*** TASK INPUTS

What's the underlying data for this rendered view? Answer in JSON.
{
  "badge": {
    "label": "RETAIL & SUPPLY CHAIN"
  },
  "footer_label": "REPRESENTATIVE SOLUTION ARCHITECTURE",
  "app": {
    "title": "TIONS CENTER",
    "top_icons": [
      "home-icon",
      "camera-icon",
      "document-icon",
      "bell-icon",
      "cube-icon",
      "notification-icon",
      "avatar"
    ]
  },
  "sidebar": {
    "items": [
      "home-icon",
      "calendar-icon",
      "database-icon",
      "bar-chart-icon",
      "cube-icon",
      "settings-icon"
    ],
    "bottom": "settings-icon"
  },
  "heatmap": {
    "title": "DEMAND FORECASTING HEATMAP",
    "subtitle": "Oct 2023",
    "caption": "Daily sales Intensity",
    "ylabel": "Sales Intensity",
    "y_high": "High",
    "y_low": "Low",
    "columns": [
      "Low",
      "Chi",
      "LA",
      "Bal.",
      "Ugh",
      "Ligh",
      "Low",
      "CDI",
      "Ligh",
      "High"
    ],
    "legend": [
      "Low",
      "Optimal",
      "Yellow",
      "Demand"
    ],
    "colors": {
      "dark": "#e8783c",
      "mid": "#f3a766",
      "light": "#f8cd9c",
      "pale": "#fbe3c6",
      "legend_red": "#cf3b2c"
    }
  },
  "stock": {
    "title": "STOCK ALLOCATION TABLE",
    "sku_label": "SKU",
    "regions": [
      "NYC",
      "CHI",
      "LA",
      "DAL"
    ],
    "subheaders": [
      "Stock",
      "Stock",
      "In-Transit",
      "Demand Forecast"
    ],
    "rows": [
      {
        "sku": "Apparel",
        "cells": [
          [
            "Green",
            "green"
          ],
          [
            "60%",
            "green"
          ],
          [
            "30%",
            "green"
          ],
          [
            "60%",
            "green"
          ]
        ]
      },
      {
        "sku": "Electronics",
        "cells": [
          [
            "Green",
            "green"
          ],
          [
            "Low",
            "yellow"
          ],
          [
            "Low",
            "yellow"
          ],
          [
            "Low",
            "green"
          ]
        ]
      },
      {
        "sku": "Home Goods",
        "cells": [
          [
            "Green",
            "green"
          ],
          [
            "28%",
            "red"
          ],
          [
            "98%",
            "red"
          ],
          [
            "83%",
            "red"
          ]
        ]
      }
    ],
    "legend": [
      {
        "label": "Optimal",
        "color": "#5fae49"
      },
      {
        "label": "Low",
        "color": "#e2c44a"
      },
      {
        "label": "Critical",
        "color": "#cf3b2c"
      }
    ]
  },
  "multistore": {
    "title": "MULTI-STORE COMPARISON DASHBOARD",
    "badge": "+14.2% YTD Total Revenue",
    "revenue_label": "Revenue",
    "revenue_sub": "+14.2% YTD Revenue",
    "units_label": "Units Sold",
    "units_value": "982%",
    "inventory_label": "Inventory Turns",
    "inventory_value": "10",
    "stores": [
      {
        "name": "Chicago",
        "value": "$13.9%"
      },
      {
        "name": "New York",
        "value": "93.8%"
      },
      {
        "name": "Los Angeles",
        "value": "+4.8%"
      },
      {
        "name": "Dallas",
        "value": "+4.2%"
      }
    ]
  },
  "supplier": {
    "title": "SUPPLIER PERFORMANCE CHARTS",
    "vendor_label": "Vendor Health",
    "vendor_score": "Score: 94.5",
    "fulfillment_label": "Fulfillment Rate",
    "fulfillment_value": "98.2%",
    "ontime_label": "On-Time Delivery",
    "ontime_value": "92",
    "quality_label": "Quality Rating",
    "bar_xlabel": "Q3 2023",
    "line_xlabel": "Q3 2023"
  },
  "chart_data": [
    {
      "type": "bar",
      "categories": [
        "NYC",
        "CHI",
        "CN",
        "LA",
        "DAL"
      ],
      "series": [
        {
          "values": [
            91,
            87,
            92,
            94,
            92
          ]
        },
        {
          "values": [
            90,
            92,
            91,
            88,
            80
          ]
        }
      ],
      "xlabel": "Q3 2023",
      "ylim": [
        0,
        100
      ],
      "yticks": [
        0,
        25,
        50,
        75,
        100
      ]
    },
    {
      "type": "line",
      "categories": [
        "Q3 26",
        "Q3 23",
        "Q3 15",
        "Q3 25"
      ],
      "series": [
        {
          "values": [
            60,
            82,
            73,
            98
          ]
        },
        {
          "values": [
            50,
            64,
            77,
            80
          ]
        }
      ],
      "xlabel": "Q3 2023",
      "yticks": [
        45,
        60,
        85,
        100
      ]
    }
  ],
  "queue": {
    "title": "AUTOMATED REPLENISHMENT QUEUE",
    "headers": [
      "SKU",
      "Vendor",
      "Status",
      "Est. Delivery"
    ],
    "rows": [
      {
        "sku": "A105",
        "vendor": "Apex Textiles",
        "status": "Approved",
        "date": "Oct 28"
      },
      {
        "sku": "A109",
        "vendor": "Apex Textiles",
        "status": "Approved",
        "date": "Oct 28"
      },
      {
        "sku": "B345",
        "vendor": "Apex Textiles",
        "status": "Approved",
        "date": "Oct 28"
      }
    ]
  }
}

******

__EXERCISE BRIEF__
Write out the entries above once more, without altering anything.

__CORRECT ANSWER__
What's the underlying data for this rendered view? Answer in JSON.
{
  "badge": {
    "label": "RETAIL & SUPPLY CHAIN"
  },
  "footer_label": "REPRESENTATIVE SOLUTION ARCHITECTURE",
  "app": {
    "title": "TIONS CENTER",
    "top_icons": [
      "home-icon",
      "camera-icon",
      "document-icon",
      "bell-icon",
      "cube-icon",
      "notification-icon",
      "avatar"
    ]
  },
  "sidebar": {
    "items": [
      "home-icon",
      "calendar-icon",
      "database-icon",
      "bar-chart-icon",
      "cube-icon",
      "settings-icon"
    ],
    "bottom": "settings-icon"
  },
  "heatmap": {
    "title": "DEMAND FORECASTING HEATMAP",
    "subtitle": "Oct 2023",
    "caption": "Daily sales Intensity",
    "ylabel": "Sales Intensity",
    "y_high": "High",
    "y_low": "Low",
    "columns": [
      "Low",
      "Chi",
      "LA",
      "Bal.",
      "Ugh",
      "Ligh",
      "Low",
      "CDI",
      "Ligh",
      "High"
    ],
    "legend": [
      "Low",
      "Optimal",
      "Yellow",
      "Demand"
    ],
    "colors": {
      "dark": "#e8783c",
      "mid": "#f3a766",
      "light": "#f8cd9c",
      "pale": "#fbe3c6",
      "legend_red": "#cf3b2c"
    }
  },
  "stock": {
    "title": "STOCK ALLOCATION TABLE",
    "sku_label": "SKU",
    "regions": [
      "NYC",
      "CHI",
      "LA",
      "DAL"
    ],
    "subheaders": [
      "Stock",
      "Stock",
      "In-Transit",
      "Demand Forecast"
    ],
    "rows": [
      {
        "sku": "Apparel",
        "cells": [
          [
            "Green",
            "green"
          ],
          [
            "60%",
            "green"
          ],
          [
            "30%",
            "green"
          ],
          [
            "60%",
            "green"
          ]
        ]
      },
      {
        "sku": "Electronics",
        "cells": [
          [
            "Green",
            "green"
          ],
          [
            "Low",
            "yellow"
          ],
          [
            "Low",
            "yellow"
          ],
          [
            "Low",
            "green"
          ]
        ]
      },
      {
        "sku": "Home Goods",
        "cells": [
          [
            "Green",
            "green"
          ],
          [
            "28%",
            "red"
          ],
          [
            "98%",
            "red"
          ],
          [
            "83%",
            "red"
          ]
        ]
      }
    ],
    "legend": [
      {
        "label": "Optimal",
        "color": "#5fae49"
      },
      {
        "label": "Low",
        "color": "#e2c44a"
      },
      {
        "label": "Critical",
        "color": "#cf3b2c"
      }
    ]
  },
  "multistore": {
    "title": "MULTI-STORE COMPARISON DASHBOARD",
    "badge": "+14.2% YTD Total Revenue",
    "revenue_label": "Revenue",
    "revenue_sub": "+14.2% YTD Revenue",
    "units_label": "Units Sold",
    "units_value": "982%",
    "inventory_label": "Inventory Turns",
    "inventory_value": "10",
    "stores": [
      {
        "name": "Chicago",
        "value": "$13.9%"
      },
      {
        "name": "New York",
        "value": "93.8%"
      },
      {
        "name": "Los Angeles",
        "value": "+4.8%"
      },
      {
        "name": "Dallas",
        "value": "+4.2%"
      }
    ]
  },
  "supplier": {
    "title": "SUPPLIER PERFORMANCE CHARTS",
    "vendor_label": "Vendor Health",
    "vendor_score": "Score: 94.5",
    "fulfillment_label": "Fulfillment Rate",
    "fulfillment_value": "98.2%",
    "ontime_label": "On-Time Delivery",
    "ontime_value": "92",
    "quality_label": "Quality Rating",
    "bar_xlabel": "Q3 2023",
    "line_xlabel": "Q3 2023"
  },
  "chart_data": [
    {
      "type": "bar",
      "categories": [
        "NYC",
        "CHI",
        "CN",
        "LA",
        "DAL"
      ],
      "series": [
        {
          "values": [
            91,
            87,
            92,
            94,
            92
          ]
        },
        {
          "values": [
            90,
            92,
            91,
            88,
            80
          ]
        }
      ],
      "xlabel": "Q3 2023",
      "ylim": [
        0,
        100
      ],
      "yticks": [
        0,
        25,
        50,
        75,
        100
      ]
    },
    {
      "type": "line",
      "categories": [
        "Q3 26",
        "Q3 23",
        "Q3 15",
        "Q3 25"
      ],
      "series": [
        {
          "values": [
            60,
            82,
            73,
            98
          ]
        },
        {
          "values": [
            50,
            64,
            77,
            80
          ]
        }
      ],
      "xlabel": "Q3 2023",
      "yticks": [
        45,
        60,
        85,
        100
      ]
    }
  ],
  "queue": {
    "title": "AUTOMATED REPLENISHMENT QUEUE",
    "headers": [
      "SKU",
      "Vendor",
      "Status",
      "Est. Delivery"
    ],
    "rows": [
      {
        "sku": "A105",
        "vendor": "Apex Textiles",
        "status": "Approved",
        "date": "Oct 28"
      },
      {
        "sku": "A109",
        "vendor": "Apex Textiles",
        "status": "Approved",
        "date": "Oct 28"
      },
      {
        "sku": "B345",
        "vendor": "Apex Textiles",
        "status": "Approved",
        "date": "Oct 28"
      }
    ]
  }
}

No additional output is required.